__EXERCISE MATERIALS__.

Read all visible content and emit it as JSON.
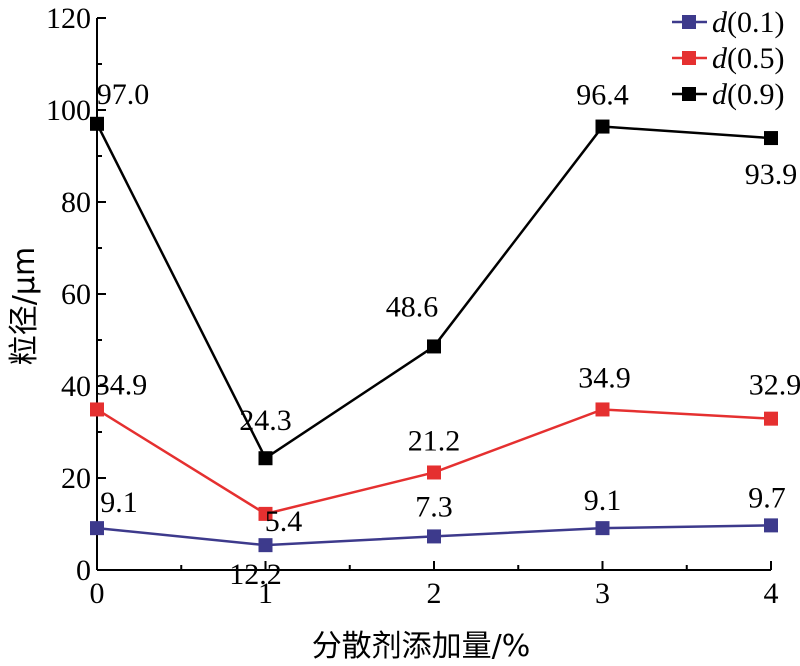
{
  "chart_data": {
    "type": "line",
    "x": [
      0,
      1,
      2,
      3,
      4
    ],
    "x_ticks": [
      "0",
      "1",
      "2",
      "3",
      "4"
    ],
    "xlabel": "分散剂添加量/%",
    "ylabel": "粒径/μm",
    "xlim": [
      0,
      4
    ],
    "ylim": [
      0,
      120
    ],
    "y_ticks": [
      "0",
      "20",
      "40",
      "60",
      "80",
      "100",
      "120"
    ],
    "grid": false,
    "legend_position": "top-right",
    "series": [
      {
        "name_prefix": "d",
        "name_suffix": "(0.1)",
        "color": "#3d3a8c",
        "values": [
          9.1,
          5.4,
          7.3,
          9.1,
          9.7
        ],
        "labels": [
          "9.1",
          "5.4",
          "7.3",
          "9.1",
          "9.7"
        ]
      },
      {
        "name_prefix": "d",
        "name_suffix": "(0.5)",
        "color": "#e53030",
        "values": [
          34.9,
          12.2,
          21.2,
          34.9,
          32.9
        ],
        "labels": [
          "34.9",
          "12.2",
          "21.2",
          "34.9",
          "32.9"
        ]
      },
      {
        "name_prefix": "d",
        "name_suffix": "(0.9)",
        "color": "#000000",
        "values": [
          97.0,
          24.3,
          48.6,
          96.4,
          93.9
        ],
        "labels": [
          "97.0",
          "24.3",
          "48.6",
          "96.4",
          "93.9"
        ]
      }
    ]
  }
}
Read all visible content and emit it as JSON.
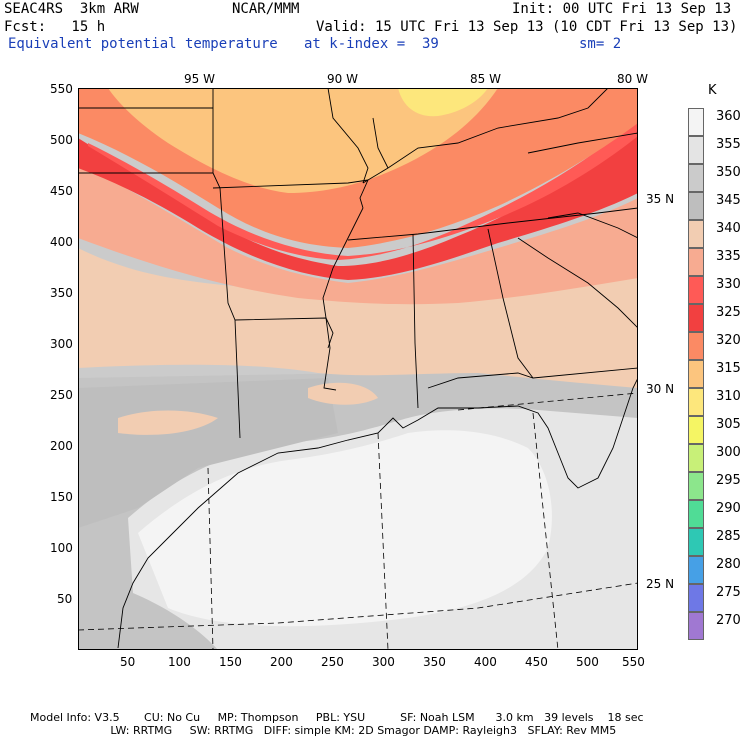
{
  "header": {
    "model": "SEAC4RS  3km ARW",
    "org": "NCAR/MMM",
    "init": "Init: 00 UTC Fri 13 Sep 13",
    "fcst": "Fcst:   15 h",
    "valid": "Valid: 15 UTC Fri 13 Sep 13 (10 CDT Fri 13 Sep 13)",
    "field": "Equivalent potential temperature",
    "level": "at k-index =  39",
    "smooth": "sm= 2"
  },
  "lon_labels": [
    "95 W",
    "90 W",
    "85 W",
    "80 W"
  ],
  "lat_labels": [
    "35 N",
    "30 N",
    "25 N"
  ],
  "x_ticks": [
    "50",
    "100",
    "150",
    "200",
    "250",
    "300",
    "350",
    "400",
    "450",
    "500",
    "550"
  ],
  "y_ticks": [
    "550",
    "500",
    "450",
    "400",
    "350",
    "300",
    "250",
    "200",
    "150",
    "100",
    "50"
  ],
  "colorbar": {
    "unit": "K",
    "levels": [
      "360",
      "355",
      "350",
      "345",
      "340",
      "335",
      "330",
      "325",
      "320",
      "315",
      "310",
      "305",
      "300",
      "295",
      "290",
      "285",
      "280",
      "275",
      "270"
    ],
    "colors": [
      "#f4f4f4",
      "#e4e4e4",
      "#cbcbcb",
      "#bebebe",
      "#f2cdb2",
      "#f7ab91",
      "#ff5a56",
      "#f24040",
      "#fb8a64",
      "#fcc57e",
      "#fde77c",
      "#f5f564",
      "#c8f078",
      "#8ce68c",
      "#50dc96",
      "#2ec8b4",
      "#46a0e6",
      "#6e78e6",
      "#a078d2"
    ]
  },
  "footer": {
    "line1": "Model Info: V3.5       CU: No Cu     MP: Thompson     PBL: YSU          SF: Noah LSM      3.0 km   39 levels    18 sec",
    "line2": "                       LW: RRTMG     SW: RRTMG   DIFF: simple KM: 2D Smagor DAMP: Rayleigh3   SFLAY: Rev MM5"
  }
}
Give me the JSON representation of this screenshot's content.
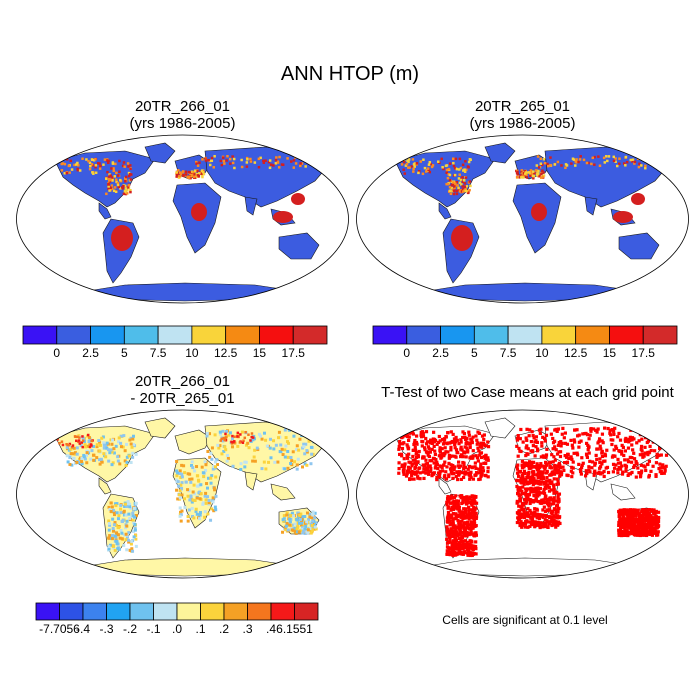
{
  "figure": {
    "title": "ANN HTOP (m)",
    "panels": [
      {
        "title_line1": "20TR_266_01",
        "title_line2": "(yrs 1986-2005)"
      },
      {
        "title_line1": "20TR_265_01",
        "title_line2": "(yrs 1986-2005)"
      },
      {
        "title_line1": "20TR_266_01",
        "title_line2": "- 20TR_265_01"
      },
      {
        "title_line1": "T-Test of two Case means at each grid point",
        "title_line2": ""
      }
    ],
    "note": "Cells are significant at 0.1 level"
  },
  "colorbar_top": {
    "labels": [
      "0",
      "2.5",
      "5",
      "7.5",
      "10",
      "12.5",
      "15",
      "17.5"
    ],
    "colors": [
      "#3a12f5",
      "#3a5ee0",
      "#1896f0",
      "#4fbdea",
      "#bfe3f2",
      "#f9d43a",
      "#f58a13",
      "#f50f0f",
      "#d32a2a"
    ]
  },
  "colorbar_diff": {
    "labels": [
      "-7.7056",
      "-.4",
      "-.3",
      "-.2",
      "-.1",
      ".0",
      ".1",
      ".2",
      ".3",
      ".4",
      "6.1551"
    ],
    "colors": [
      "#3a12f5",
      "#2d52e6",
      "#3c82ee",
      "#21a3f2",
      "#6fc2ef",
      "#bfe3f2",
      "#fdf59a",
      "#fbd33c",
      "#f5a125",
      "#f5761e",
      "#f51919",
      "#d72424"
    ]
  },
  "map_colors": {
    "land_low": "#3c5ce0",
    "tropics": "#d41f1f",
    "mid": "#ff8a1f",
    "diff_base": "#fff7a6",
    "diff_blue": "#8fc6ef",
    "ttest": "#ff0000"
  }
}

__PROBLEM REQUIREMENTS__. Restate the listing above word for word, and skip the pictures.

__COMPLETED EXERCISE__.
Read all visible content and emit it as JSON.
{
  "chart_data": {
    "type": "line",
    "x": [
      0,
      1,
      2,
      3,
      4
    ],
    "x_ticks": [
      "0",
      "1",
      "2",
      "3",
      "4"
    ],
    "xlabel": "分散剂添加量/%",
    "ylabel": "粒径/μm",
    "xlim": [
      0,
      4
    ],
    "ylim": [
      0,
      120
    ],
    "y_ticks": [
      "0",
      "20",
      "40",
      "60",
      "80",
      "100",
      "120"
    ],
    "grid": false,
    "legend_position": "top-right",
    "series": [
      {
        "name_prefix": "d",
        "name_suffix": "(0.1)",
        "color": "#3d3a8c",
        "values": [
          9.1,
          5.4,
          7.3,
          9.1,
          9.7
        ],
        "labels": [
          "9.1",
          "5.4",
          "7.3",
          "9.1",
          "9.7"
        ]
      },
      {
        "name_prefix": "d",
        "name_suffix": "(0.5)",
        "color": "#e53030",
        "values": [
          34.9,
          12.2,
          21.2,
          34.9,
          32.9
        ],
        "labels": [
          "34.9",
          "12.2",
          "21.2",
          "34.9",
          "32.9"
        ]
      },
      {
        "name_prefix": "d",
        "name_suffix": "(0.9)",
        "color": "#000000",
        "values": [
          97.0,
          24.3,
          48.6,
          96.4,
          93.9
        ],
        "labels": [
          "97.0",
          "24.3",
          "48.6",
          "96.4",
          "93.9"
        ]
      }
    ]
  }
}
Read all visible content and emit it as JSON.
{
  "header": {
    "model": "SEAC4RS  3km ARW",
    "org": "NCAR/MMM",
    "init": "Init: 00 UTC Fri 13 Sep 13",
    "fcst": "Fcst:   15 h",
    "valid": "Valid: 15 UTC Fri 13 Sep 13 (10 CDT Fri 13 Sep 13)",
    "field": "Equivalent potential temperature",
    "level": "at k-index =  39",
    "smooth": "sm= 2"
  },
  "lon_labels": [
    "95 W",
    "90 W",
    "85 W",
    "80 W"
  ],
  "lat_labels": [
    "35 N",
    "30 N",
    "25 N"
  ],
  "x_ticks": [
    "50",
    "100",
    "150",
    "200",
    "250",
    "300",
    "350",
    "400",
    "450",
    "500",
    "550"
  ],
  "y_ticks": [
    "550",
    "500",
    "450",
    "400",
    "350",
    "300",
    "250",
    "200",
    "150",
    "100",
    "50"
  ],
  "colorbar": {
    "unit": "K",
    "levels": [
      "360",
      "355",
      "350",
      "345",
      "340",
      "335",
      "330",
      "325",
      "320",
      "315",
      "310",
      "305",
      "300",
      "295",
      "290",
      "285",
      "280",
      "275",
      "270"
    ],
    "colors": [
      "#f4f4f4",
      "#e4e4e4",
      "#cbcbcb",
      "#bebebe",
      "#f2cdb2",
      "#f7ab91",
      "#ff5a56",
      "#f24040",
      "#fb8a64",
      "#fcc57e",
      "#fde77c",
      "#f5f564",
      "#c8f078",
      "#8ce68c",
      "#50dc96",
      "#2ec8b4",
      "#46a0e6",
      "#6e78e6",
      "#a078d2"
    ]
  },
  "footer": {
    "line1": "Model Info: V3.5       CU: No Cu     MP: Thompson     PBL: YSU          SF: Noah LSM      3.0 km   39 levels    18 sec",
    "line2": "                       LW: RRTMG     SW: RRTMG   DIFF: simple KM: 2D Smagor DAMP: Rayleigh3   SFLAY: Rev MM5"
  }
}
Give me the JSON representation of this screenshot's content.
{
  "figure": {
    "title": "ANN HTOP (m)",
    "panels": [
      {
        "title_line1": "20TR_266_01",
        "title_line2": "(yrs 1986-2005)"
      },
      {
        "title_line1": "20TR_265_01",
        "title_line2": "(yrs 1986-2005)"
      },
      {
        "title_line1": "20TR_266_01",
        "title_line2": "- 20TR_265_01"
      },
      {
        "title_line1": "T-Test of two Case means at each grid point",
        "title_line2": ""
      }
    ],
    "note": "Cells are significant at 0.1 level"
  },
  "colorbar_top": {
    "labels": [
      "0",
      "2.5",
      "5",
      "7.5",
      "10",
      "12.5",
      "15",
      "17.5"
    ],
    "colors": [
      "#3a12f5",
      "#3a5ee0",
      "#1896f0",
      "#4fbdea",
      "#bfe3f2",
      "#f9d43a",
      "#f58a13",
      "#f50f0f",
      "#d32a2a"
    ]
  },
  "colorbar_diff": {
    "labels": [
      "-7.7056",
      "-.4",
      "-.3",
      "-.2",
      "-.1",
      ".0",
      ".1",
      ".2",
      ".3",
      ".4",
      "6.1551"
    ],
    "colors": [
      "#3a12f5",
      "#2d52e6",
      "#3c82ee",
      "#21a3f2",
      "#6fc2ef",
      "#bfe3f2",
      "#fdf59a",
      "#fbd33c",
      "#f5a125",
      "#f5761e",
      "#f51919",
      "#d72424"
    ]
  },
  "map_colors": {
    "land_low": "#3c5ce0",
    "tropics": "#d41f1f",
    "mid": "#ff8a1f",
    "diff_base": "#fff7a6",
    "diff_blue": "#8fc6ef",
    "ttest": "#ff0000"
  }
}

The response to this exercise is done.